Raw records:
-.-.-
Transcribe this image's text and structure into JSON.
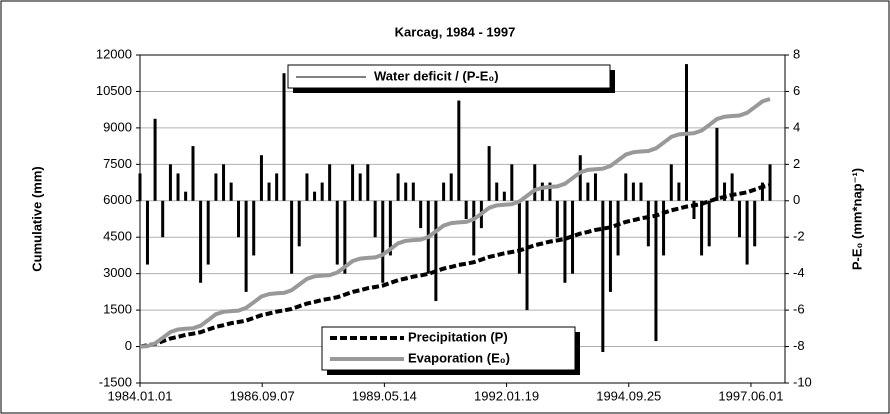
{
  "chart_data": {
    "type": "line",
    "title": "Karcag, 1984  - 1997",
    "ylabel": "Cumulative (mm)",
    "y2label": "P-E₀ (mm*nap⁻¹)",
    "ylim": [
      -1500,
      12000
    ],
    "yticks": [
      -1500,
      0,
      1500,
      3000,
      4500,
      6000,
      7500,
      9000,
      10500,
      12000
    ],
    "y2lim": [
      -10,
      8
    ],
    "y2ticks": [
      -10,
      -8,
      -6,
      -4,
      -2,
      0,
      2,
      4,
      6,
      8
    ],
    "xlim": [
      "1984.01.01",
      "1998.03.01"
    ],
    "xticks": [
      "1984.01.01",
      "1986.09.07",
      "1989.05.14",
      "1992.01.19",
      "1994.09.25",
      "1997.06.01"
    ],
    "grid": true,
    "x": [
      "1984.01.01",
      "1984.03.01",
      "1984.05.01",
      "1984.07.01",
      "1984.09.01",
      "1984.11.01",
      "1985.01.01",
      "1985.03.01",
      "1985.05.01",
      "1985.07.01",
      "1985.09.01",
      "1985.11.01",
      "1986.01.01",
      "1986.03.01",
      "1986.05.01",
      "1986.07.01",
      "1986.09.01",
      "1986.11.01",
      "1987.01.01",
      "1987.03.01",
      "1987.05.01",
      "1987.07.01",
      "1987.09.01",
      "1987.11.01",
      "1988.01.01",
      "1988.03.01",
      "1988.05.01",
      "1988.07.01",
      "1988.09.01",
      "1988.11.01",
      "1989.01.01",
      "1989.03.01",
      "1989.05.01",
      "1989.07.01",
      "1989.09.01",
      "1989.11.01",
      "1990.01.01",
      "1990.03.01",
      "1990.05.01",
      "1990.07.01",
      "1990.09.01",
      "1990.11.01",
      "1991.01.01",
      "1991.03.01",
      "1991.05.01",
      "1991.07.01",
      "1991.09.01",
      "1991.11.01",
      "1992.01.01",
      "1992.03.01",
      "1992.05.01",
      "1992.07.01",
      "1992.09.01",
      "1992.11.01",
      "1993.01.01",
      "1993.03.01",
      "1993.05.01",
      "1993.07.01",
      "1993.09.01",
      "1993.11.01",
      "1994.01.01",
      "1994.03.01",
      "1994.05.01",
      "1994.07.01",
      "1994.09.01",
      "1994.11.01",
      "1995.01.01",
      "1995.03.01",
      "1995.05.01",
      "1995.07.01",
      "1995.09.01",
      "1995.11.01",
      "1996.01.01",
      "1996.03.01",
      "1996.05.01",
      "1996.07.01",
      "1996.09.01",
      "1996.11.01",
      "1997.01.01",
      "1997.03.01",
      "1997.05.01",
      "1997.07.01",
      "1997.09.01",
      "1997.11.01"
    ],
    "series": [
      {
        "name": "Water deficit / (P-E₀)",
        "type": "bar",
        "axis": "y2",
        "color": "#000000",
        "values": [
          1.5,
          -3.5,
          4.5,
          -2,
          2,
          1.5,
          0.5,
          3,
          -4.5,
          -3.5,
          1.5,
          2,
          1,
          -2,
          -5,
          -3,
          2.5,
          1,
          1.5,
          7,
          -4,
          -2.5,
          1.5,
          0.5,
          1,
          2,
          -3.5,
          -4,
          2,
          1.5,
          2,
          -2,
          -4.5,
          -3,
          1.5,
          1,
          1,
          -1.5,
          -4,
          -5.5,
          1,
          1.5,
          5.5,
          -1,
          -3,
          -1.5,
          3,
          1,
          0.5,
          2,
          -4,
          -6,
          2,
          1,
          1,
          -2,
          -4.5,
          -4,
          2.5,
          1,
          1.5,
          -8.3,
          -5,
          -3,
          1.5,
          1,
          1,
          -2.5,
          -7.7,
          -3,
          2,
          1,
          7.5,
          -1,
          -3,
          -2.5,
          4,
          1,
          1.5,
          -2,
          -3.5,
          -2.5,
          1,
          2
        ]
      },
      {
        "name": "Precipitation (P)",
        "type": "line",
        "color": "#000000",
        "dash": true,
        "values": [
          0,
          50,
          110,
          220,
          330,
          400,
          480,
          530,
          590,
          700,
          810,
          880,
          960,
          1010,
          1070,
          1180,
          1290,
          1360,
          1440,
          1490,
          1550,
          1660,
          1770,
          1840,
          1920,
          1970,
          2030,
          2140,
          2250,
          2320,
          2400,
          2450,
          2510,
          2620,
          2730,
          2800,
          2880,
          2930,
          2990,
          3100,
          3210,
          3280,
          3360,
          3410,
          3470,
          3580,
          3690,
          3760,
          3840,
          3890,
          3950,
          4060,
          4170,
          4240,
          4320,
          4370,
          4430,
          4540,
          4650,
          4720,
          4800,
          4850,
          4910,
          5020,
          5130,
          5200,
          5280,
          5330,
          5390,
          5500,
          5610,
          5680,
          5760,
          5810,
          5870,
          5980,
          6090,
          6160,
          6240,
          6290,
          6350,
          6460,
          6570,
          6640
        ]
      },
      {
        "name": "Evaporation (E₀)",
        "type": "line",
        "color": "#999999",
        "dash": false,
        "values": [
          0,
          20,
          130,
          360,
          600,
          700,
          730,
          750,
          860,
          1090,
          1330,
          1430,
          1460,
          1480,
          1590,
          1820,
          2060,
          2160,
          2190,
          2210,
          2320,
          2550,
          2790,
          2890,
          2920,
          2940,
          3050,
          3280,
          3520,
          3620,
          3650,
          3670,
          3780,
          4010,
          4250,
          4350,
          4380,
          4400,
          4510,
          4740,
          4980,
          5080,
          5110,
          5130,
          5240,
          5470,
          5710,
          5810,
          5840,
          5860,
          5970,
          6200,
          6440,
          6540,
          6570,
          6590,
          6700,
          6930,
          7170,
          7270,
          7300,
          7320,
          7430,
          7660,
          7900,
          8000,
          8030,
          8050,
          8160,
          8390,
          8630,
          8730,
          8760,
          8780,
          8890,
          9120,
          9360,
          9460,
          9490,
          9510,
          9620,
          9850,
          10090,
          10190
        ]
      }
    ]
  }
}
-.-.-
Show each line of the data that contains the string "type".

    "type": "line",
        "type": "bar",
        "type": "line",
        "type": "line",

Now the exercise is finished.